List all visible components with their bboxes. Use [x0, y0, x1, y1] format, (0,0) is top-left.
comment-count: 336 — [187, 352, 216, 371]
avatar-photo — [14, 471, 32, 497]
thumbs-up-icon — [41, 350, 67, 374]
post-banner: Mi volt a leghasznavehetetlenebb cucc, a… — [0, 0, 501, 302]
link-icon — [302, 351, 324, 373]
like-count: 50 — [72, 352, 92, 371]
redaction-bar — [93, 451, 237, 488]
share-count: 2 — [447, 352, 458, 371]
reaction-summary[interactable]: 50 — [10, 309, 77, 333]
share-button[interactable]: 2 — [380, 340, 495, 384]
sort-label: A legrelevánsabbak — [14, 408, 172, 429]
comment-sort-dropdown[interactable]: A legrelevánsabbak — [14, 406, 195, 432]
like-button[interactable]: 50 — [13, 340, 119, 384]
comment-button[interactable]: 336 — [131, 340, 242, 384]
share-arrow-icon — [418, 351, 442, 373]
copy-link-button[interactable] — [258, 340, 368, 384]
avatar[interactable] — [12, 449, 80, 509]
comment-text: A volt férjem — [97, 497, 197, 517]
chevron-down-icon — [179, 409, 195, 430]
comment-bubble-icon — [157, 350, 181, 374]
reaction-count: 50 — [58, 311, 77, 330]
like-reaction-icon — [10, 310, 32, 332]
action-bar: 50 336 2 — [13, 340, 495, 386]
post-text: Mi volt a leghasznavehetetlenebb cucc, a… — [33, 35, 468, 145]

+-------+

▸ **WHAT YOU ARE ASKED TO DO**
Please write out the material above again, changing "comment-sort-dropdown" to "sort-menu" and leaving everything else as it is.

▸ **OUTPUT**
List all visible components with their bboxes. Use [x0, y0, x1, y1] format, (0,0) is top-left.
comment-count: 336 — [187, 352, 216, 371]
avatar-photo — [14, 471, 32, 497]
thumbs-up-icon — [41, 350, 67, 374]
post-banner: Mi volt a leghasznavehetetlenebb cucc, a… — [0, 0, 501, 302]
link-icon — [302, 351, 324, 373]
like-count: 50 — [72, 352, 92, 371]
redaction-bar — [93, 451, 237, 488]
share-count: 2 — [447, 352, 458, 371]
reaction-summary[interactable]: 50 — [10, 309, 77, 333]
share-button[interactable]: 2 — [380, 340, 495, 384]
sort-label: A legrelevánsabbak — [14, 408, 172, 429]
sort-menu[interactable]: A legrelevánsabbak — [14, 406, 195, 432]
like-button[interactable]: 50 — [13, 340, 119, 384]
comment-button[interactable]: 336 — [131, 340, 242, 384]
share-arrow-icon — [418, 351, 442, 373]
copy-link-button[interactable] — [258, 340, 368, 384]
avatar[interactable] — [12, 449, 80, 509]
comment-text: A volt férjem — [97, 497, 197, 517]
chevron-down-icon — [179, 409, 195, 430]
comment-bubble-icon — [157, 350, 181, 374]
reaction-count: 50 — [58, 311, 77, 330]
like-reaction-icon — [10, 310, 32, 332]
action-bar: 50 336 2 — [13, 340, 495, 386]
post-text: Mi volt a leghasznavehetetlenebb cucc, a… — [33, 35, 468, 145]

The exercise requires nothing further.